───── INFORMATION SHOWN ─────

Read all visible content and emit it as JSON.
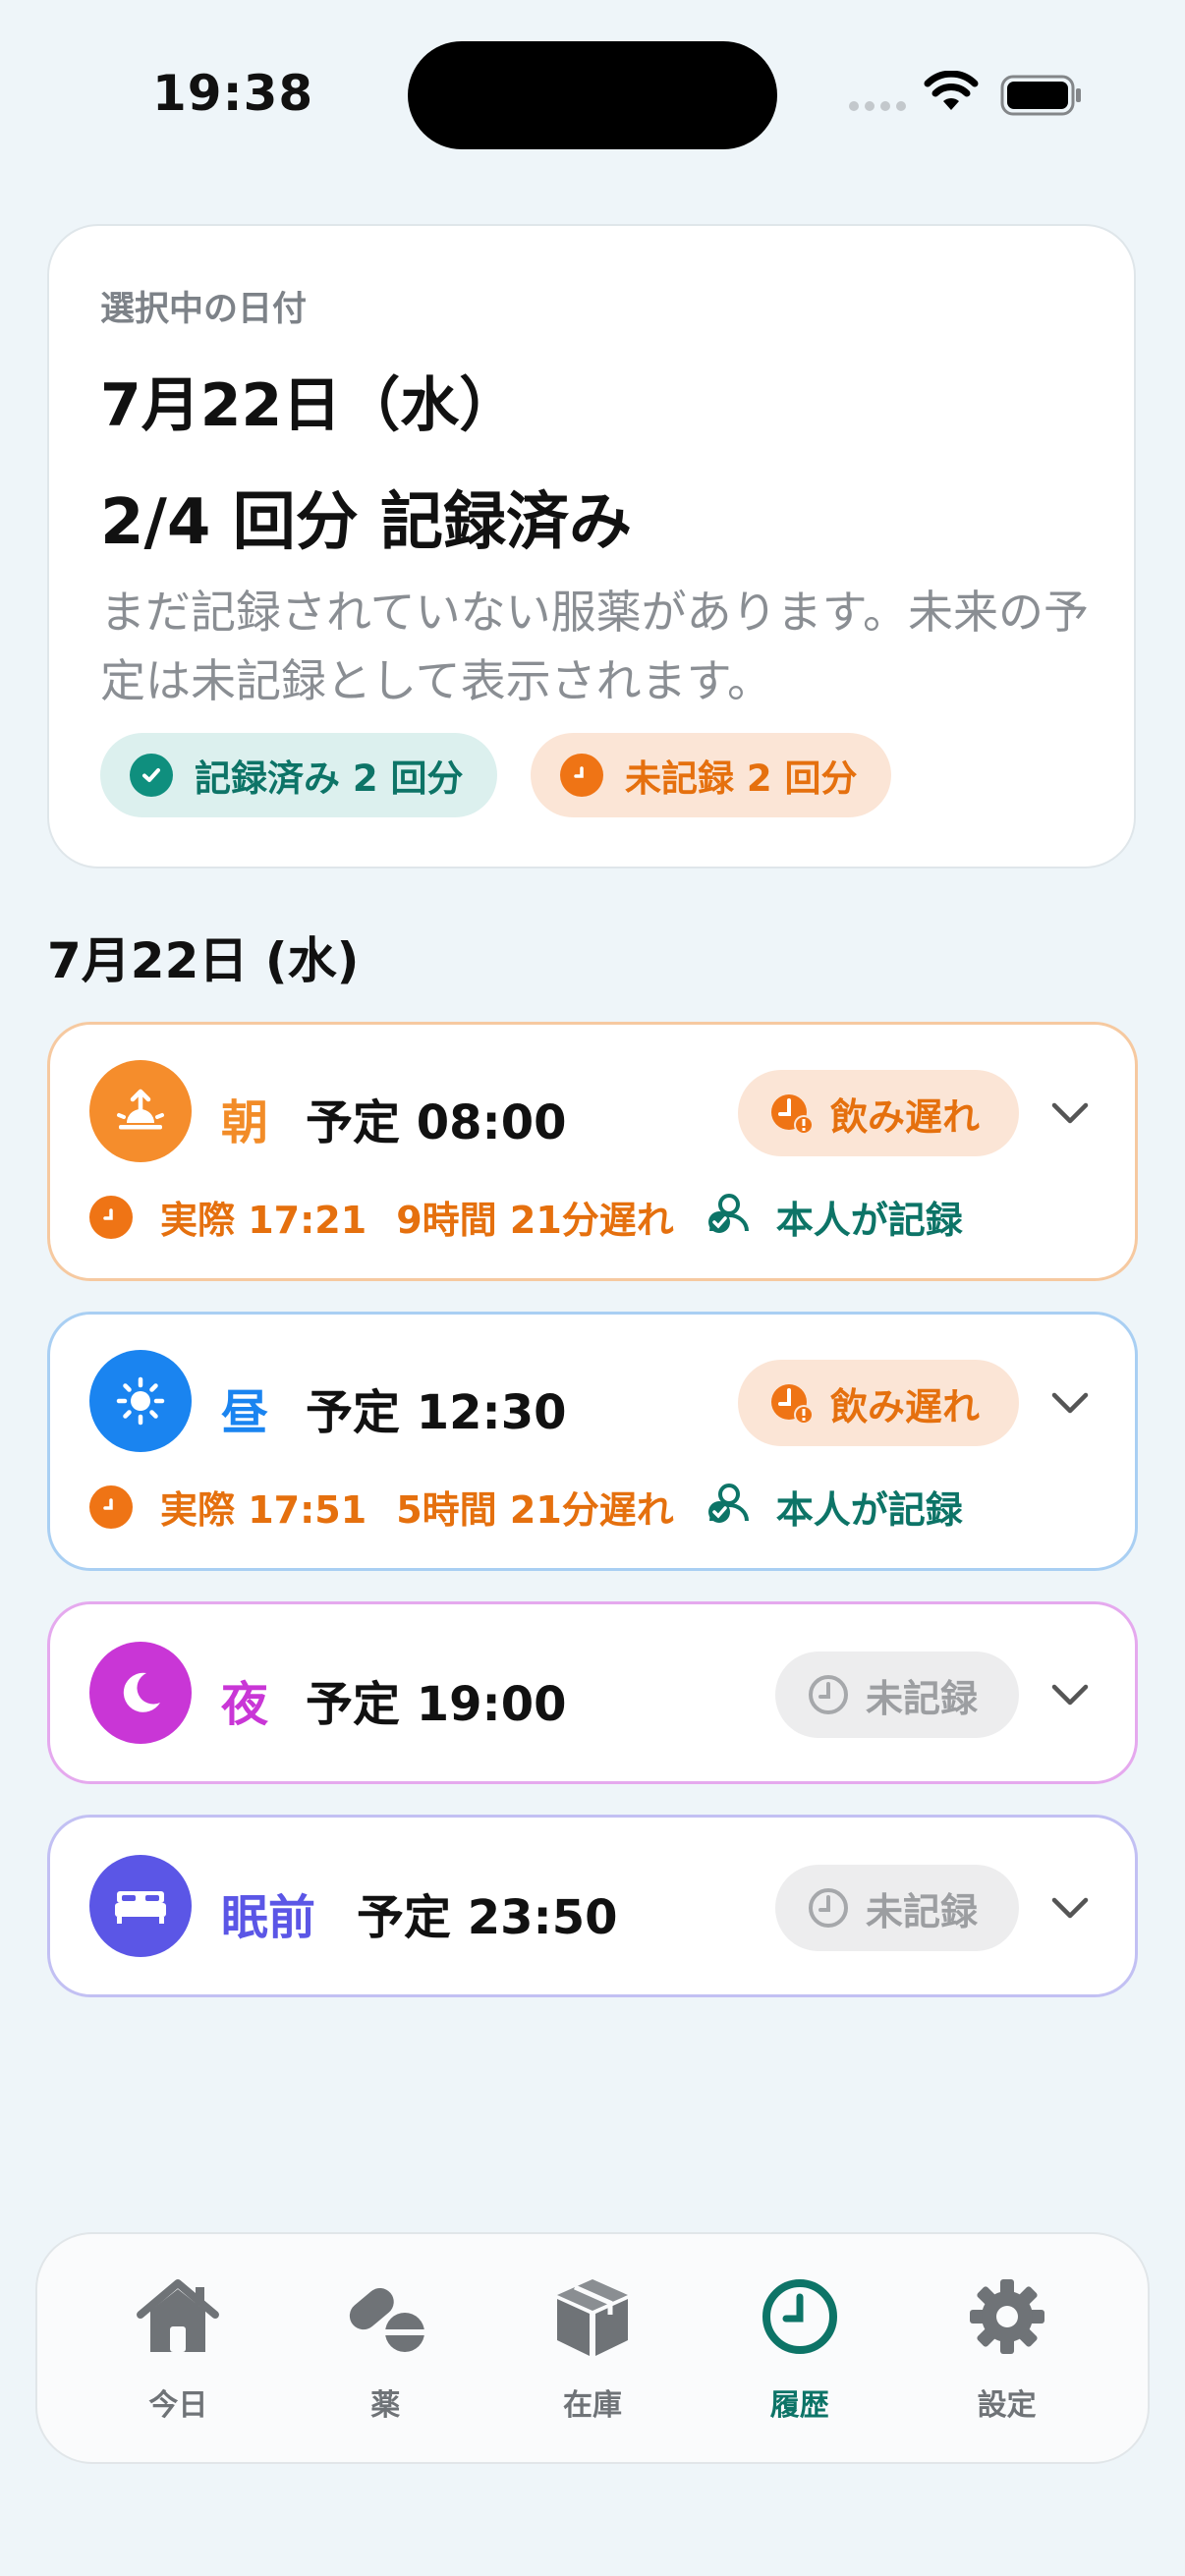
{
  "status_bar": {
    "time": "19:38"
  },
  "summary": {
    "label": "選択中の日付",
    "date": "7月22日（水）",
    "count": "2/4 回分 記録済み",
    "note": "まだ記録されていない服薬があります。未来の予定は未記録として表示されます。",
    "chip_done": "記録済み 2 回分",
    "chip_pending": "未記録 2 回分"
  },
  "section_date": "7月22日 (水)",
  "doses": [
    {
      "name": "朝",
      "scheduled": "予定 08:00",
      "status": "飲み遅れ",
      "actual": "実際 17:21",
      "delay": "9時間 21分遅れ",
      "recorded_by": "本人が記録",
      "icon": "sunrise-icon",
      "color": "#f28c28"
    },
    {
      "name": "昼",
      "scheduled": "予定 12:30",
      "status": "飲み遅れ",
      "actual": "実際 17:51",
      "delay": "5時間 21分遅れ",
      "recorded_by": "本人が記録",
      "icon": "sun-icon",
      "color": "#1a84f0"
    },
    {
      "name": "夜",
      "scheduled": "予定 19:00",
      "status": "未記録",
      "icon": "moon-icon",
      "color": "#c936d6"
    },
    {
      "name": "眠前",
      "scheduled": "予定 23:50",
      "status": "未記録",
      "icon": "bed-icon",
      "color": "#5b56e6"
    }
  ],
  "tabs": [
    {
      "label": "今日",
      "icon": "home-icon"
    },
    {
      "label": "薬",
      "icon": "pills-icon"
    },
    {
      "label": "在庫",
      "icon": "box-icon"
    },
    {
      "label": "履歴",
      "icon": "clock-icon",
      "active": true
    },
    {
      "label": "設定",
      "icon": "gear-icon"
    }
  ],
  "colors": {
    "accent": "#0d7467",
    "late": "#e5700e",
    "background": "#eef5f9"
  }
}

─────

All the material shown above is to be copied exactly, with no pictures carried over.

--- ANSWER IN FULL ---
Read all visible content and emit it as JSON.
{
  "status_bar": {
    "time": "19:38"
  },
  "summary": {
    "label": "選択中の日付",
    "date": "7月22日（水）",
    "count": "2/4 回分 記録済み",
    "note": "まだ記録されていない服薬があります。未来の予定は未記録として表示されます。",
    "chip_done": "記録済み 2 回分",
    "chip_pending": "未記録 2 回分"
  },
  "section_date": "7月22日 (水)",
  "doses": [
    {
      "name": "朝",
      "scheduled": "予定 08:00",
      "status": "飲み遅れ",
      "actual": "実際 17:21",
      "delay": "9時間 21分遅れ",
      "recorded_by": "本人が記録",
      "icon": "sunrise-icon",
      "color": "#f28c28"
    },
    {
      "name": "昼",
      "scheduled": "予定 12:30",
      "status": "飲み遅れ",
      "actual": "実際 17:51",
      "delay": "5時間 21分遅れ",
      "recorded_by": "本人が記録",
      "icon": "sun-icon",
      "color": "#1a84f0"
    },
    {
      "name": "夜",
      "scheduled": "予定 19:00",
      "status": "未記録",
      "icon": "moon-icon",
      "color": "#c936d6"
    },
    {
      "name": "眠前",
      "scheduled": "予定 23:50",
      "status": "未記録",
      "icon": "bed-icon",
      "color": "#5b56e6"
    }
  ],
  "tabs": [
    {
      "label": "今日",
      "icon": "home-icon"
    },
    {
      "label": "薬",
      "icon": "pills-icon"
    },
    {
      "label": "在庫",
      "icon": "box-icon"
    },
    {
      "label": "履歴",
      "icon": "clock-icon",
      "active": true
    },
    {
      "label": "設定",
      "icon": "gear-icon"
    }
  ],
  "colors": {
    "accent": "#0d7467",
    "late": "#e5700e",
    "background": "#eef5f9"
  }
}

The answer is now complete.